- Fragmento propuesto
Sí, amanece lento, y parece que por todas las chimeneas ha comenzado a
salir un humo quedo que se remansa en las tejas, lamiendo la escarcha. Los
gallos pregonan su chulesca presencia y el pueblo despierta. Las puertas
carretales se van abriendo y la aguijada guía la salida del carro. Los primeros
rayos de sol brillan en la paja del trullado que envuelve a las tapias suavizando
sus aristas. La niebla se resiste, agarrándose a las paredes como tela de araña
desgajada. El ganado va saliendo de las
casas, incorporándose al rebaño comunal que el pastor lleva a los pastos. La
luz va dando a todo volumen y color. Huele a lumbre de sarmiento y a vida. Sí,
el pueblo vive.

- Fragmentos de un conjunto de anotaciones de maquetación

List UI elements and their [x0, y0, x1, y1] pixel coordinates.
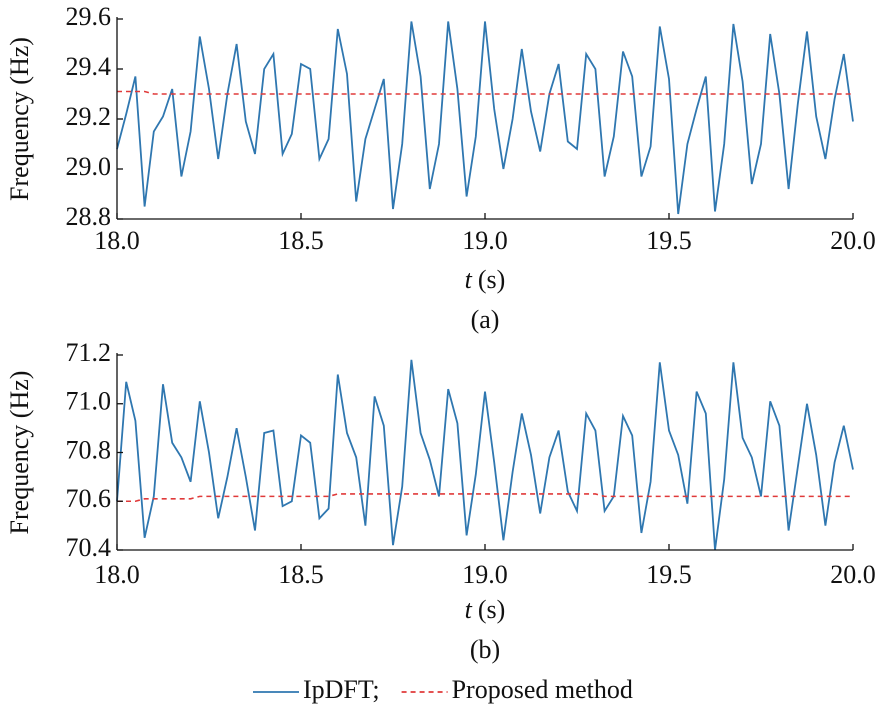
caption: (b)	[470, 635, 500, 664]
y-tick-label: 70.8	[66, 435, 112, 464]
x-tick-label: 19.5	[646, 560, 692, 589]
x-tick-label: 19.5	[646, 226, 692, 255]
x-axis-unit: (s)	[478, 595, 505, 624]
x-axis-unit: (s)	[478, 265, 505, 294]
x-tick-label: 18.0	[94, 226, 140, 255]
y-axis-label: Frequency (Hz)	[5, 371, 34, 535]
dashed-line	[117, 493, 853, 503]
x-axis-label: t (s)	[465, 265, 506, 294]
y-tick-label: 29.0	[66, 152, 112, 181]
x-tick-label: 18.5	[278, 560, 324, 589]
y-tick-label: 29.2	[66, 102, 112, 131]
x-tick-label: 19.0	[462, 560, 508, 589]
x-axis-variable: t	[465, 265, 473, 294]
y-tick-label: 71.2	[66, 338, 112, 367]
x-tick-label: 19.0	[462, 226, 508, 255]
y-tick-label: 70.4	[66, 533, 112, 562]
x-tick-label: 18.0	[94, 560, 140, 589]
legend-label: Proposed method	[452, 675, 633, 704]
x-tick-label: 20.0	[830, 560, 876, 589]
data-line	[116, 21, 854, 215]
y-axis-label: Frequency (Hz)	[5, 37, 34, 201]
legend-label: IpDFT;	[303, 675, 380, 704]
y-tick-label: 29.6	[66, 2, 112, 31]
x-axis-label: t (s)	[465, 595, 506, 624]
caption: (a)	[471, 305, 500, 334]
y-tick-label: 71.0	[66, 387, 112, 416]
x-tick-label: 18.5	[278, 226, 324, 255]
x-axis-variable: t	[465, 595, 473, 624]
y-tick-label: 29.4	[66, 52, 112, 81]
y-tick-label: 28.8	[66, 202, 112, 231]
x-tick-label: 20.0	[830, 226, 876, 255]
dashed-line	[117, 90, 853, 95]
y-tick-label: 70.6	[66, 484, 112, 513]
data-line	[116, 359, 854, 551]
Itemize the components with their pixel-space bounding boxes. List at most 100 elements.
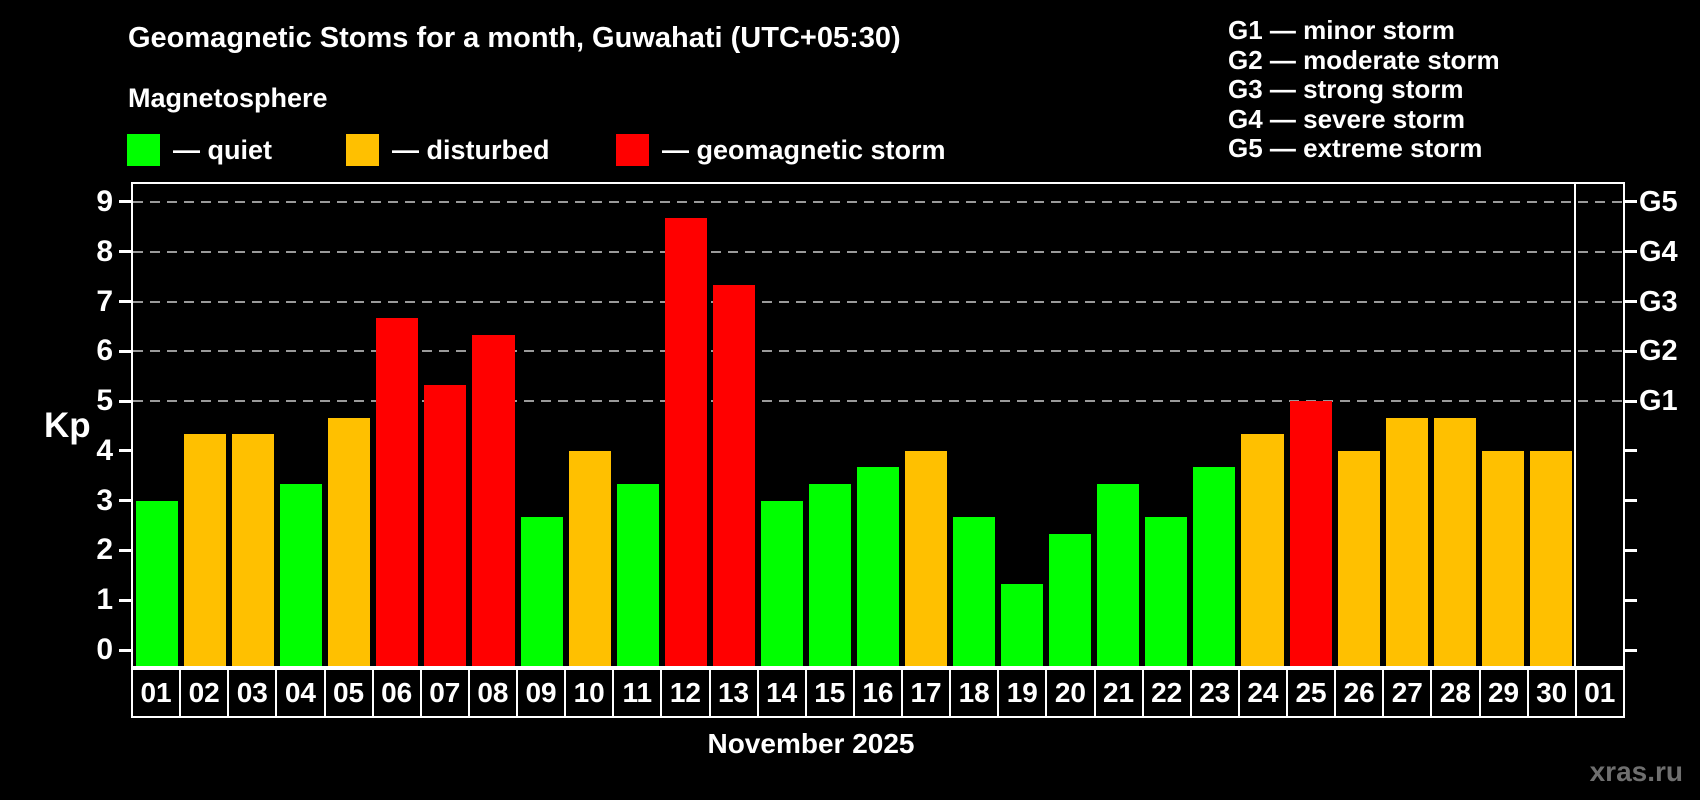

- Tarea planteada
Prosigue el fragmento sobre el amanecer en el pueblo a partir de donde termina. Los ítems provienen de una fuente distinta.

- Respuesta
Estas casas sustituyeron a otras más sencillas, de solo una planta, pegadas
al suelo, con tejados de paja entre la que escapaba el humo que arropaba a
hombres y animales. Aquellas desaparecieron y estas desaparecerán, sin dejar
rastro, humildemente incorporadas a la tierra, como humildemente estuvieron
incorporadas al paisaje. Quizás no pueda decirse lo mismo de la – se me antoja – incongruente
realidad que ahora las reemplaza. A la armonía de rojos y ocres le van saliendo
escaras de colores industriales, texturas ajenas y volúmenes inconexos.